◆ Challenge: Scan the lines below for the word "腾云驾雾". Copy each line you find it in.

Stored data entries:
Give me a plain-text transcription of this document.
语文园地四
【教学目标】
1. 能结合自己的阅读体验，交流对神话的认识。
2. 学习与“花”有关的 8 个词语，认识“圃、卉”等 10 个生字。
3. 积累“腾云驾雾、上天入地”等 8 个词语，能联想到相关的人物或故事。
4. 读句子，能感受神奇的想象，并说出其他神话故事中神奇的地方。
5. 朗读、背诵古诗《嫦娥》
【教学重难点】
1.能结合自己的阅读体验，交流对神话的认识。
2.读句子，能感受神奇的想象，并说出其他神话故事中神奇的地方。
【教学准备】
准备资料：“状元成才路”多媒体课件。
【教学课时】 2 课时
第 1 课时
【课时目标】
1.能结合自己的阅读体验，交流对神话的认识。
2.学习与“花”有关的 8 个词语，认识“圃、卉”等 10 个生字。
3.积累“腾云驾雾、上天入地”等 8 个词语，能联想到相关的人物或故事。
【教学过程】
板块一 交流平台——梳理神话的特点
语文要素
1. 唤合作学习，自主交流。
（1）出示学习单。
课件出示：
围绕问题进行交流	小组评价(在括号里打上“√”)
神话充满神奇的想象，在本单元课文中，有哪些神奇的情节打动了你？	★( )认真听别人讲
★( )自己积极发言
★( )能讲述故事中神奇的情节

◆ The result:
3. 积累“腾云驾雾、上天入地”等 8 个词语，能联想到相关的人物或故事。
3.积累“腾云驾雾、上天入地”等 8 个词语，能联想到相关的人物或故事。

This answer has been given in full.